======== Listed entries ========

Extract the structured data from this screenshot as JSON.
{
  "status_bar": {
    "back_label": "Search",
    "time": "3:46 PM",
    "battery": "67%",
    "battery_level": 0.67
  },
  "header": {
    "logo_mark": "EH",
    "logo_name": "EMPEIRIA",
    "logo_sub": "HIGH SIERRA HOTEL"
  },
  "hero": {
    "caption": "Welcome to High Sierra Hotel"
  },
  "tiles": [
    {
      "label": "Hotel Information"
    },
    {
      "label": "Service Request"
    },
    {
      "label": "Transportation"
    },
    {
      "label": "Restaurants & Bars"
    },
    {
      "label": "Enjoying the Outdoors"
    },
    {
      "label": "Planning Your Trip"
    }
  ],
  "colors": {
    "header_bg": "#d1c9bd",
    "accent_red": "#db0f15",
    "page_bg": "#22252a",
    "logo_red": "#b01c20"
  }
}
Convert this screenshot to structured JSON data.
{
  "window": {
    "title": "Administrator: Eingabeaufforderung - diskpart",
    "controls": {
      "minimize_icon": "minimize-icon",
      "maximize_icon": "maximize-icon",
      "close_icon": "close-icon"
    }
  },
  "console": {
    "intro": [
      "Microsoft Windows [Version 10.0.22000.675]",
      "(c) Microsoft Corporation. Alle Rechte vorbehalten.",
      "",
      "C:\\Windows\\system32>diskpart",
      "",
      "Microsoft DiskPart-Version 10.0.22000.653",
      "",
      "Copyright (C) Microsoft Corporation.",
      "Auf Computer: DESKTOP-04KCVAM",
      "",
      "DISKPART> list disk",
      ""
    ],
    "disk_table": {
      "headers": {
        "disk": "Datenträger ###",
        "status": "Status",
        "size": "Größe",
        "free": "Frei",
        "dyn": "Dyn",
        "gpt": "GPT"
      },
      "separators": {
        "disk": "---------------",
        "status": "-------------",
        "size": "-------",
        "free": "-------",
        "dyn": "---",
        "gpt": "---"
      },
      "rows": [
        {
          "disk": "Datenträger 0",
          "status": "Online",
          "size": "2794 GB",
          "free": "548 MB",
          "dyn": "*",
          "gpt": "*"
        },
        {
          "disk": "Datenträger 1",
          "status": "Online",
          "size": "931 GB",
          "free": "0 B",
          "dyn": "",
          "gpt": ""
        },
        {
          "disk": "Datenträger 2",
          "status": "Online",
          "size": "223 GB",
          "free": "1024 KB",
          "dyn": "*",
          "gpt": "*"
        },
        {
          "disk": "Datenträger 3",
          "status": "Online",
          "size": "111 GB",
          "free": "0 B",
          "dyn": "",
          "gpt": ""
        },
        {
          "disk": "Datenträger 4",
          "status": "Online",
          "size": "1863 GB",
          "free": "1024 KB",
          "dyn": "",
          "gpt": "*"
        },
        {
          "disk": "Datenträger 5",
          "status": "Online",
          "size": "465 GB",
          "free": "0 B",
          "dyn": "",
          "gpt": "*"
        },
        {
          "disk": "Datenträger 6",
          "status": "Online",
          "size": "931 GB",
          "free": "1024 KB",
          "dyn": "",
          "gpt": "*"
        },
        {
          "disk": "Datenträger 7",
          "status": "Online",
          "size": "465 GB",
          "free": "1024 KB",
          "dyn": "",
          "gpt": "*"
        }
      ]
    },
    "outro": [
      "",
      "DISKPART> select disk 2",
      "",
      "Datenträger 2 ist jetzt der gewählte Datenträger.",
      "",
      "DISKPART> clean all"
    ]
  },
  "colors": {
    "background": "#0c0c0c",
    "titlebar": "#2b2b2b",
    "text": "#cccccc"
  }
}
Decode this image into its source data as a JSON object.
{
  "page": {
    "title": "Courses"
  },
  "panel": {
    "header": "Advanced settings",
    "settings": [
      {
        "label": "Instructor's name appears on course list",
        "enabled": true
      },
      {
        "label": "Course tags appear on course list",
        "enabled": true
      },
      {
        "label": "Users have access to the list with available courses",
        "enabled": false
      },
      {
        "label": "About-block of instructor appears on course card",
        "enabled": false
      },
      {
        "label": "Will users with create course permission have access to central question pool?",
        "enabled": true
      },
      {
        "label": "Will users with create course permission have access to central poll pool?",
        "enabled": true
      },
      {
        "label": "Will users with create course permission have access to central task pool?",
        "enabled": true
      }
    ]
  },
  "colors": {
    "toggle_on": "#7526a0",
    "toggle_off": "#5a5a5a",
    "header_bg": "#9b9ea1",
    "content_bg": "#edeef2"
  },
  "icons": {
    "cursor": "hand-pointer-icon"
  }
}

========

> _What is asked_:
The records above should be returned exactly.

> _The output_:
Extract the structured data from this screenshot as JSON.
{
  "status_bar": {
    "back_label": "Search",
    "time": "3:46 PM",
    "battery": "67%",
    "battery_level": 0.67
  },
  "header": {
    "logo_mark": "EH",
    "logo_name": "EMPEIRIA",
    "logo_sub": "HIGH SIERRA HOTEL"
  },
  "hero": {
    "caption": "Welcome to High Sierra Hotel"
  },
  "tiles": [
    {
      "label": "Hotel Information"
    },
    {
      "label": "Service Request"
    },
    {
      "label": "Transportation"
    },
    {
      "label": "Restaurants & Bars"
    },
    {
      "label": "Enjoying the Outdoors"
    },
    {
      "label": "Planning Your Trip"
    }
  ],
  "colors": {
    "header_bg": "#d1c9bd",
    "accent_red": "#db0f15",
    "page_bg": "#22252a",
    "logo_red": "#b01c20"
  }
}
Convert this screenshot to structured JSON data.
{
  "window": {
    "title": "Administrator: Eingabeaufforderung - diskpart",
    "controls": {
      "minimize_icon": "minimize-icon",
      "maximize_icon": "maximize-icon",
      "close_icon": "close-icon"
    }
  },
  "console": {
    "intro": [
      "Microsoft Windows [Version 10.0.22000.675]",
      "(c) Microsoft Corporation. Alle Rechte vorbehalten.",
      "",
      "C:\\Windows\\system32>diskpart",
      "",
      "Microsoft DiskPart-Version 10.0.22000.653",
      "",
      "Copyright (C) Microsoft Corporation.",
      "Auf Computer: DESKTOP-04KCVAM",
      "",
      "DISKPART> list disk",
      ""
    ],
    "disk_table": {
      "headers": {
        "disk": "Datenträger ###",
        "status": "Status",
        "size": "Größe",
        "free": "Frei",
        "dyn": "Dyn",
        "gpt": "GPT"
      },
      "separators": {
        "disk": "---------------",
        "status": "-------------",
        "size": "-------",
        "free": "-------",
        "dyn": "---",
        "gpt": "---"
      },
      "rows": [
        {
          "disk": "Datenträger 0",
          "status": "Online",
          "size": "2794 GB",
          "free": "548 MB",
          "dyn": "*",
          "gpt": "*"
        },
        {
          "disk": "Datenträger 1",
          "status": "Online",
          "size": "931 GB",
          "free": "0 B",
          "dyn": "",
          "gpt": ""
        },
        {
          "disk": "Datenträger 2",
          "status": "Online",
          "size": "223 GB",
          "free": "1024 KB",
          "dyn": "*",
          "gpt": "*"
        },
        {
          "disk": "Datenträger 3",
          "status": "Online",
          "size": "111 GB",
          "free": "0 B",
          "dyn": "",
          "gpt": ""
        },
        {
          "disk": "Datenträger 4",
          "status": "Online",
          "size": "1863 GB",
          "free": "1024 KB",
          "dyn": "",
          "gpt": "*"
        },
        {
          "disk": "Datenträger 5",
          "status": "Online",
          "size": "465 GB",
          "free": "0 B",
          "dyn": "",
          "gpt": "*"
        },
        {
          "disk": "Datenträger 6",
          "status": "Online",
          "size": "931 GB",
          "free": "1024 KB",
          "dyn": "",
          "gpt": "*"
        },
        {
          "disk": "Datenträger 7",
          "status": "Online",
          "size": "465 GB",
          "free": "1024 KB",
          "dyn": "",
          "gpt": "*"
        }
      ]
    },
    "outro": [
      "",
      "DISKPART> select disk 2",
      "",
      "Datenträger 2 ist jetzt der gewählte Datenträger.",
      "",
      "DISKPART> clean all"
    ]
  },
  "colors": {
    "background": "#0c0c0c",
    "titlebar": "#2b2b2b",
    "text": "#cccccc"
  }
}
Decode this image into its source data as a JSON object.
{
  "page": {
    "title": "Courses"
  },
  "panel": {
    "header": "Advanced settings",
    "settings": [
      {
        "label": "Instructor's name appears on course list",
        "enabled": true
      },
      {
        "label": "Course tags appear on course list",
        "enabled": true
      },
      {
        "label": "Users have access to the list with available courses",
        "enabled": false
      },
      {
        "label": "About-block of instructor appears on course card",
        "enabled": false
      },
      {
        "label": "Will users with create course permission have access to central question pool?",
        "enabled": true
      },
      {
        "label": "Will users with create course permission have access to central poll pool?",
        "enabled": true
      },
      {
        "label": "Will users with create course permission have access to central task pool?",
        "enabled": true
      }
    ]
  },
  "colors": {
    "toggle_on": "#7526a0",
    "toggle_off": "#5a5a5a",
    "header_bg": "#9b9ea1",
    "content_bg": "#edeef2"
  },
  "icons": {
    "cursor": "hand-pointer-icon"
  }
}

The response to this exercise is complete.